Stored data >>
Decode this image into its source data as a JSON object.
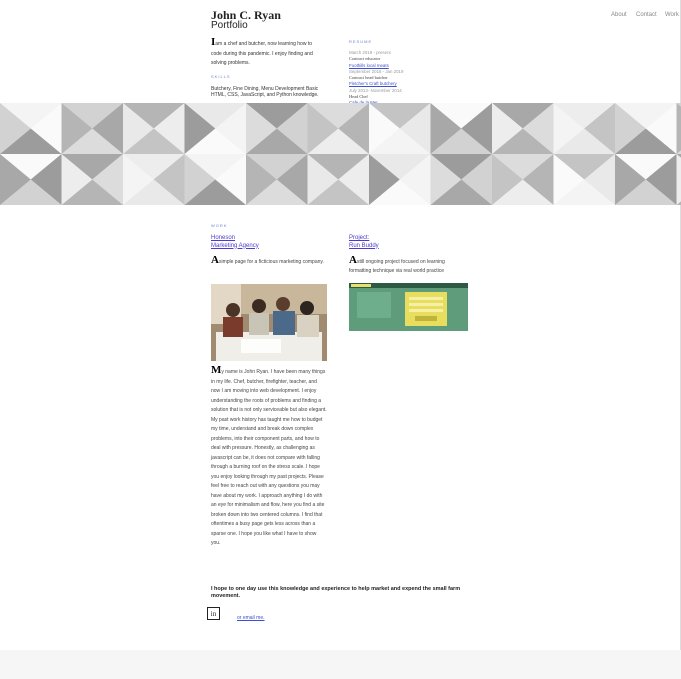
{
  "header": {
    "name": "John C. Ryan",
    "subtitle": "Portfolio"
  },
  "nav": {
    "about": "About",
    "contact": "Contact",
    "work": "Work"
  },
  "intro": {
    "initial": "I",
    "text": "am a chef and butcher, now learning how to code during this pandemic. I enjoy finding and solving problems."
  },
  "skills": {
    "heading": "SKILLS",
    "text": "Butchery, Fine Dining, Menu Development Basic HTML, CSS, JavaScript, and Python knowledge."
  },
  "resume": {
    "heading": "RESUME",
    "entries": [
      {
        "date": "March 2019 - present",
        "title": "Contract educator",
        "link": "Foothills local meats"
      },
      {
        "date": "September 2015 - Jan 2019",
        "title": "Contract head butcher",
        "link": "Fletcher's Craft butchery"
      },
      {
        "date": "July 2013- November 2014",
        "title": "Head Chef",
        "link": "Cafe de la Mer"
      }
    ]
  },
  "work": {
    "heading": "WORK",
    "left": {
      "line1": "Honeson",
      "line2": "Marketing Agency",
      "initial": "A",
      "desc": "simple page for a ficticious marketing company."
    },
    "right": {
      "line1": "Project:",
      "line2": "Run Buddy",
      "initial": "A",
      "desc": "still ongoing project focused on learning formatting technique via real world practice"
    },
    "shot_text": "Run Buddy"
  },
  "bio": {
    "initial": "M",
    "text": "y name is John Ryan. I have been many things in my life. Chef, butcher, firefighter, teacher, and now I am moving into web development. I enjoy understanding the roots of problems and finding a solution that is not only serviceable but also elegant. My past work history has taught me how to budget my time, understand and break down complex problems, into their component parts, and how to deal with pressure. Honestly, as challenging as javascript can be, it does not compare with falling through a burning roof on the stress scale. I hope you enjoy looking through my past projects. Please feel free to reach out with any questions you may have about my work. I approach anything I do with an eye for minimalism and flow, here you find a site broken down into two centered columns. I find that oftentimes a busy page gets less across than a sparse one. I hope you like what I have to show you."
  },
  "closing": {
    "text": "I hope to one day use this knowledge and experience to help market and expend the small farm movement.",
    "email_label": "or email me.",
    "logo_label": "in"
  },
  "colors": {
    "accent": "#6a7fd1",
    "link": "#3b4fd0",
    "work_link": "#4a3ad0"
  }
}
--
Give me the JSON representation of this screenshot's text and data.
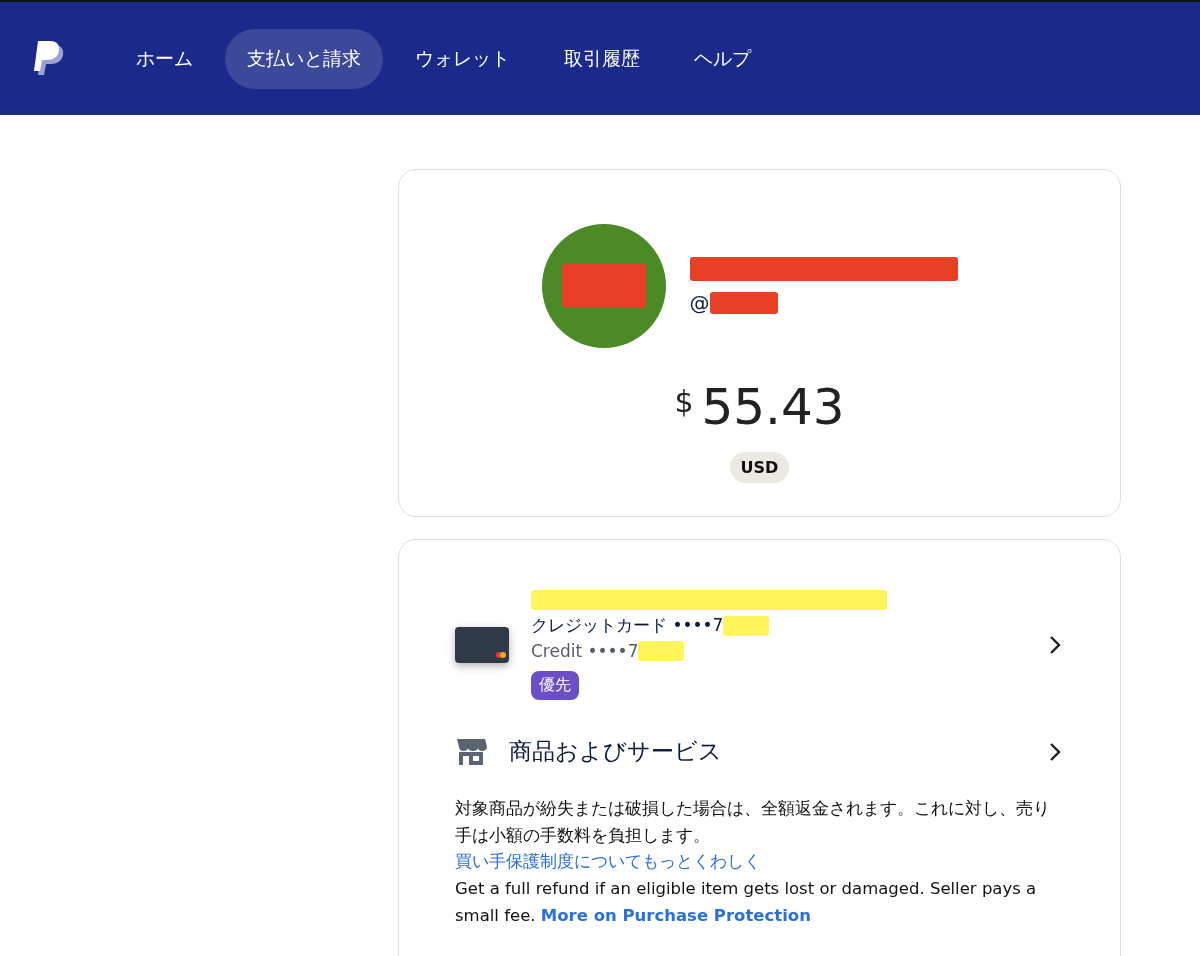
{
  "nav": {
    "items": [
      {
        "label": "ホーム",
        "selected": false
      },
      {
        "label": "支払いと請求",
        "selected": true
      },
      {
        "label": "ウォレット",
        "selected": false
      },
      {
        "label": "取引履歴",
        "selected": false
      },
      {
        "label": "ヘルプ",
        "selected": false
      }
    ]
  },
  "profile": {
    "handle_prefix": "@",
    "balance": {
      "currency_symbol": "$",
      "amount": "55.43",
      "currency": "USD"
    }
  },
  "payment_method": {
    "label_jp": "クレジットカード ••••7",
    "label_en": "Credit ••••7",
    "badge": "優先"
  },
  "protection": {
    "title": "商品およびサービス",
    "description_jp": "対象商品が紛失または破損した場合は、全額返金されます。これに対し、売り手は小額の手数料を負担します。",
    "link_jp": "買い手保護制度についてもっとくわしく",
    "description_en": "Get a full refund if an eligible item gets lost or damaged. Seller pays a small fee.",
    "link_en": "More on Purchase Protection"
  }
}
...
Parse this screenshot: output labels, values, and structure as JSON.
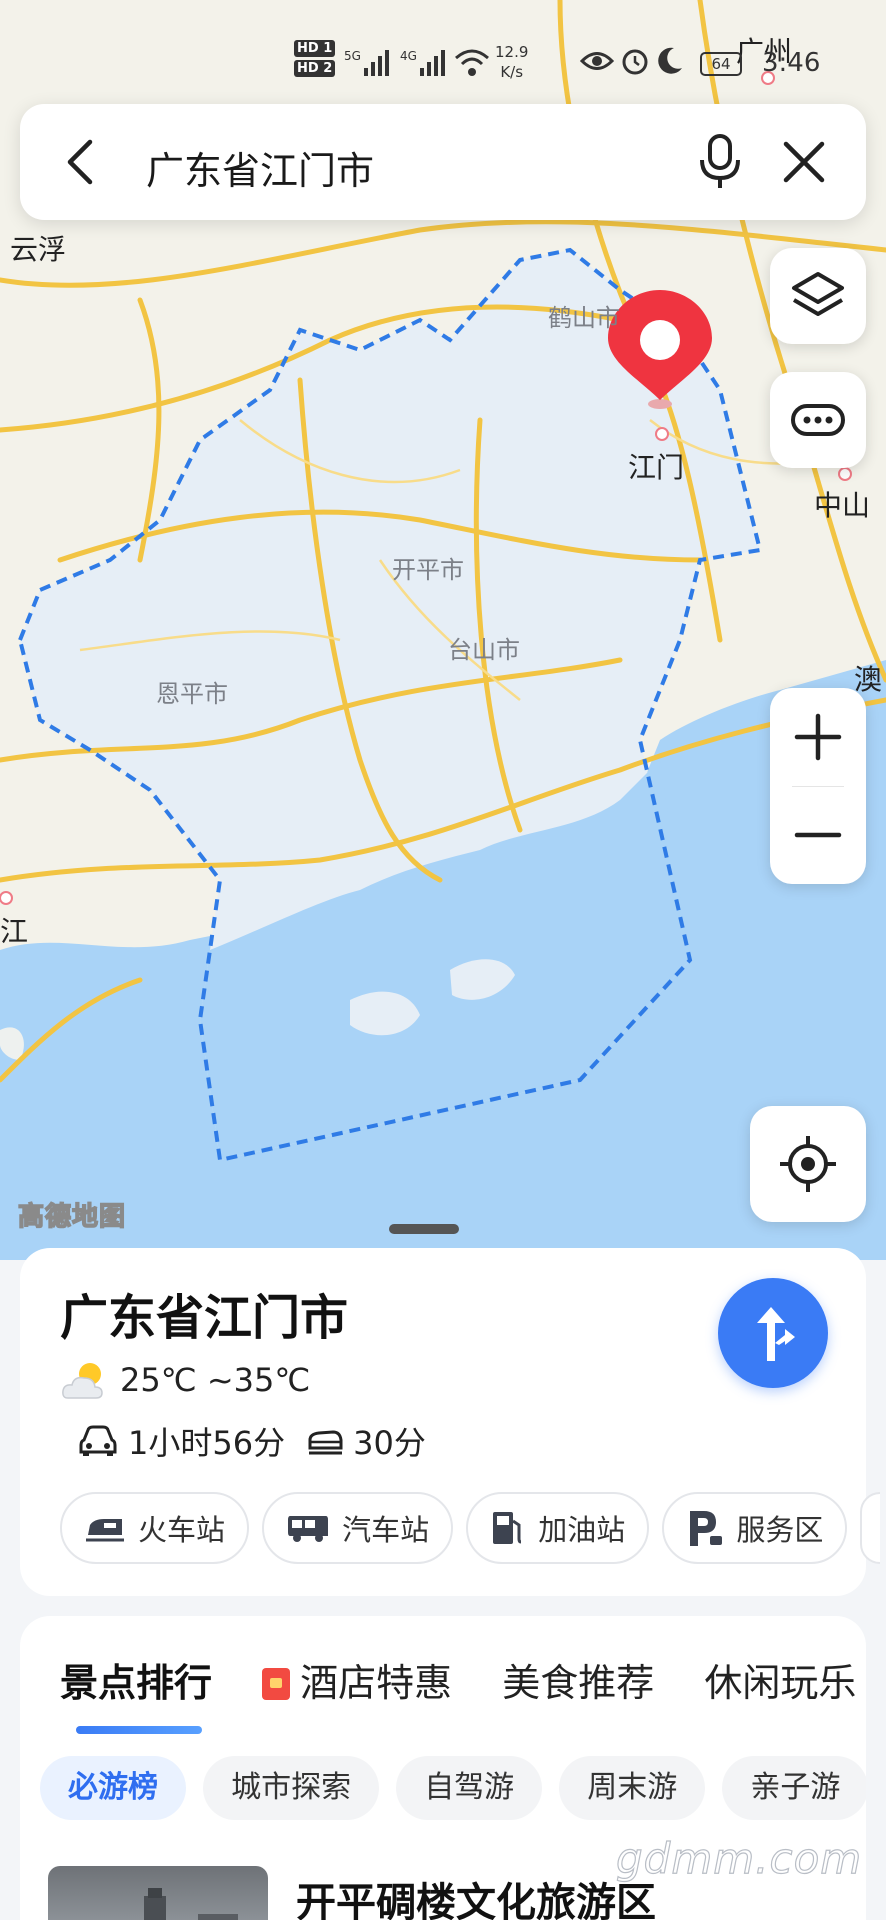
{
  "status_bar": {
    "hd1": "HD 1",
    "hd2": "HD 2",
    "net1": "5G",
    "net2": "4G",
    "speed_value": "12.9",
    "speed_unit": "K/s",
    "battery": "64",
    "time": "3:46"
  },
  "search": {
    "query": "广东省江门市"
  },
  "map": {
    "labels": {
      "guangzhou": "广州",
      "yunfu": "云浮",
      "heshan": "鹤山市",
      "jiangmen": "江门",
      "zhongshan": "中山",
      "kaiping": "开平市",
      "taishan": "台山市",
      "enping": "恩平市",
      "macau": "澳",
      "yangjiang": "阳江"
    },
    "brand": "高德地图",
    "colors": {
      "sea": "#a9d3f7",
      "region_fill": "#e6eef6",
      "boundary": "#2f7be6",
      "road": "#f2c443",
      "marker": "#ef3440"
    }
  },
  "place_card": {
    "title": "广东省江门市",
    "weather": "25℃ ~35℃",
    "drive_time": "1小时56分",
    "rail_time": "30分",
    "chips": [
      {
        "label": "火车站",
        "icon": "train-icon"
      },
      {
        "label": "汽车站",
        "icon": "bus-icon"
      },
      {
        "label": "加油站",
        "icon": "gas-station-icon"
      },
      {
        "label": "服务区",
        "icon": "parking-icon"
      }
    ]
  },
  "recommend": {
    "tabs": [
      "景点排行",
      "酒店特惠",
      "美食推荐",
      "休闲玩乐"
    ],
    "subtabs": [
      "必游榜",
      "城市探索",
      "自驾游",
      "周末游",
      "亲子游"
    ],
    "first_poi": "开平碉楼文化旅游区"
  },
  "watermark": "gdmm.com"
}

What you will do >> From the records above, copy every line that holds the word "JSON".

Solved exercise >>
Decode this image into its source data as a JSON object.
Give me the JSON representation of this screenshot's text and data.
Parse this screenshot: output labels, values, and structure as JSON.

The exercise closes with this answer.